▸ What this task involves
Please copy the records below word for word, leaving out the pictures.

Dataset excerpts

=== Begin Enclosure ===

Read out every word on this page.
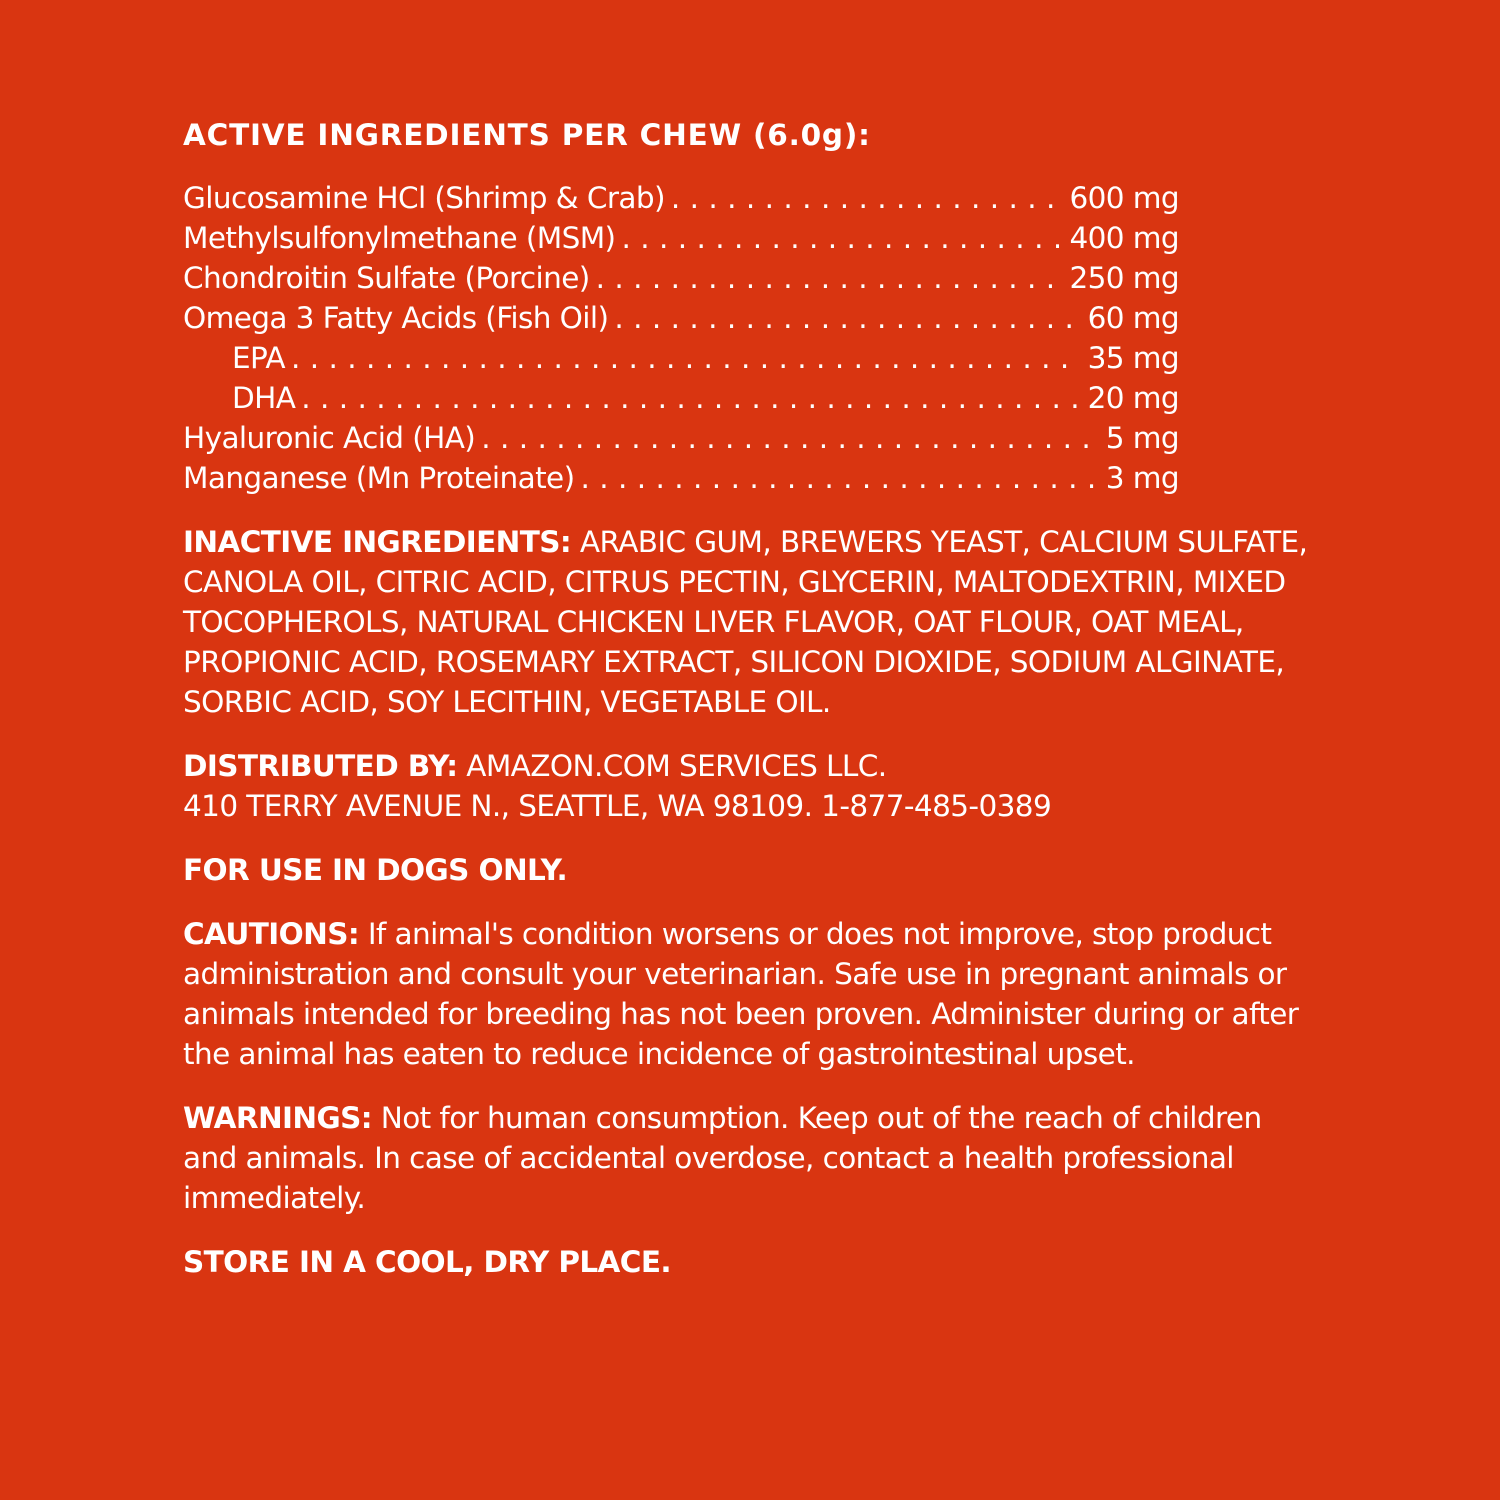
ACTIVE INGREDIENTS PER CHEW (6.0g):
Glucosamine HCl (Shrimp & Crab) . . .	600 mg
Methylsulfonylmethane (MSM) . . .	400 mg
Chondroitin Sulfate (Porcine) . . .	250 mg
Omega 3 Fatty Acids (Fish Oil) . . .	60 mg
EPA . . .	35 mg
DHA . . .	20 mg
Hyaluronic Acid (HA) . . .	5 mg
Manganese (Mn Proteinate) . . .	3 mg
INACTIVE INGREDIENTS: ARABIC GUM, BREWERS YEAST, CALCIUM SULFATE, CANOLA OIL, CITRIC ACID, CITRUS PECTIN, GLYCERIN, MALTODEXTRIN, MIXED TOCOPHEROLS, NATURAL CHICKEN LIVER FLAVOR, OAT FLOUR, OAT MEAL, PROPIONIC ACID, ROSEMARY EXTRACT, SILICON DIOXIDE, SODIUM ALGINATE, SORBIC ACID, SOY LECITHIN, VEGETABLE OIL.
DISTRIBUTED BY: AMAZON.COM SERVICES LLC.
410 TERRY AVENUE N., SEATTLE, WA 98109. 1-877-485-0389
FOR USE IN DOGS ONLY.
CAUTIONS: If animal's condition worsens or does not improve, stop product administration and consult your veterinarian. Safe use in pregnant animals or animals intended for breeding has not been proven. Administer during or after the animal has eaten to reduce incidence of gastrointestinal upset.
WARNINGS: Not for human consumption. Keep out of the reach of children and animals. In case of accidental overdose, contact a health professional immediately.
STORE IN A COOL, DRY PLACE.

=== End Enclosure ===

▸ Output
Read out every word on this page.
ACTIVE INGREDIENTS PER CHEW (6.0g):
Glucosamine HCl (Shrimp & Crab) . . .	600 mg
Methylsulfonylmethane (MSM) . . .	400 mg
Chondroitin Sulfate (Porcine) . . .	250 mg
Omega 3 Fatty Acids (Fish Oil) . . .	60 mg
EPA . . .	35 mg
DHA . . .	20 mg
Hyaluronic Acid (HA) . . .	5 mg
Manganese (Mn Proteinate) . . .	3 mg
INACTIVE INGREDIENTS: ARABIC GUM, BREWERS YEAST, CALCIUM SULFATE, CANOLA OIL, CITRIC ACID, CITRUS PECTIN, GLYCERIN, MALTODEXTRIN, MIXED TOCOPHEROLS, NATURAL CHICKEN LIVER FLAVOR, OAT FLOUR, OAT MEAL, PROPIONIC ACID, ROSEMARY EXTRACT, SILICON DIOXIDE, SODIUM ALGINATE, SORBIC ACID, SOY LECITHIN, VEGETABLE OIL.
DISTRIBUTED BY: AMAZON.COM SERVICES LLC.
410 TERRY AVENUE N., SEATTLE, WA 98109. 1-877-485-0389
FOR USE IN DOGS ONLY.
CAUTIONS: If animal's condition worsens or does not improve, stop product administration and consult your veterinarian. Safe use in pregnant animals or animals intended for breeding has not been proven. Administer during or after the animal has eaten to reduce incidence of gastrointestinal upset.
WARNINGS: Not for human consumption. Keep out of the reach of children and animals. In case of accidental overdose, contact a health professional immediately.
STORE IN A COOL, DRY PLACE.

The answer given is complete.